(Data items)
————
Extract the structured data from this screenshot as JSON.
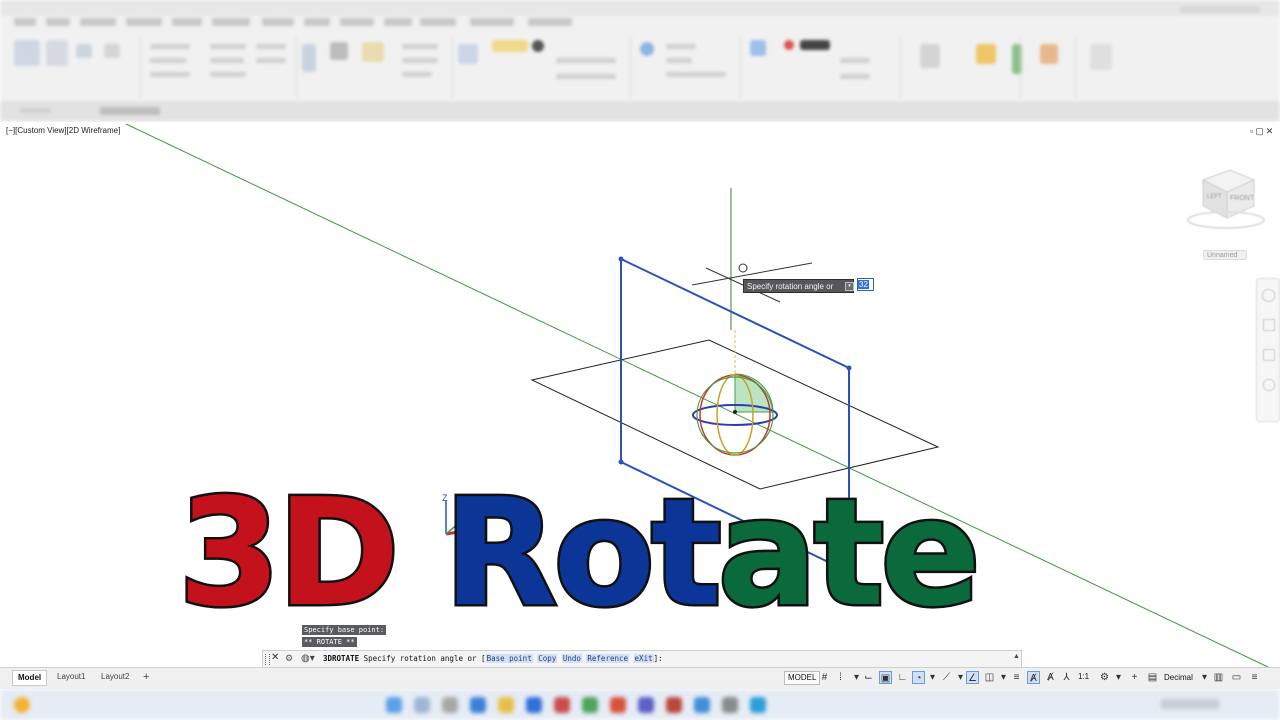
{
  "viewport": {
    "label": "[−][Custom View][2D Wireframe]",
    "controls": "▫▢✕",
    "tooltip": {
      "prompt": "Specify rotation angle or",
      "value": "32"
    },
    "viewcube": {
      "face_front": "FRONT",
      "face_left": "LEFT",
      "named_view": "Unnamed"
    },
    "ucs": {
      "z": "Z",
      "x": "X"
    }
  },
  "overlay_title": {
    "part1": "3D",
    "part2": "Rot",
    "part3": "ate",
    "colors": {
      "part1": "#c3121b",
      "part2": "#0b3596",
      "part3": "#0b6a3b"
    }
  },
  "history": [
    "Specify base point:",
    "** ROTATE **"
  ],
  "command_line": {
    "command": "3DROTATE",
    "prompt": "Specify rotation angle or [",
    "options": [
      "Base point",
      "Copy",
      "Undo",
      "Reference",
      "eXit"
    ],
    "end": "]:",
    "close_icon": "✕",
    "expand_icon": "▲"
  },
  "status": {
    "tabs": [
      "Model",
      "Layout1",
      "Layout2",
      "+"
    ],
    "model_button": "MODEL",
    "scale": "1:1",
    "units": "Decimal"
  },
  "icons": [
    "grid-icon",
    "snap-icon",
    "ortho-icon",
    "polar-icon",
    "osnap-icon",
    "lineweight-icon",
    "annotation-icon",
    "workspace-icon",
    "plus-icon",
    "customize-icon"
  ]
}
————
The exercise ->
Quote the material exactly. Pictures stay out.

Exercise answer ->
Extract the structured data from this screenshot as JSON.
{
  "viewport": {
    "label": "[−][Custom View][2D Wireframe]",
    "controls": "▫▢✕",
    "tooltip": {
      "prompt": "Specify rotation angle or",
      "value": "32"
    },
    "viewcube": {
      "face_front": "FRONT",
      "face_left": "LEFT",
      "named_view": "Unnamed"
    },
    "ucs": {
      "z": "Z",
      "x": "X"
    }
  },
  "overlay_title": {
    "part1": "3D",
    "part2": "Rot",
    "part3": "ate",
    "colors": {
      "part1": "#c3121b",
      "part2": "#0b3596",
      "part3": "#0b6a3b"
    }
  },
  "history": [
    "Specify base point:",
    "** ROTATE **"
  ],
  "command_line": {
    "command": "3DROTATE",
    "prompt": "Specify rotation angle or [",
    "options": [
      "Base point",
      "Copy",
      "Undo",
      "Reference",
      "eXit"
    ],
    "end": "]:",
    "close_icon": "✕",
    "expand_icon": "▲"
  },
  "status": {
    "tabs": [
      "Model",
      "Layout1",
      "Layout2",
      "+"
    ],
    "model_button": "MODEL",
    "scale": "1:1",
    "units": "Decimal"
  },
  "icons": [
    "grid-icon",
    "snap-icon",
    "ortho-icon",
    "polar-icon",
    "osnap-icon",
    "lineweight-icon",
    "annotation-icon",
    "workspace-icon",
    "plus-icon",
    "customize-icon"
  ]
}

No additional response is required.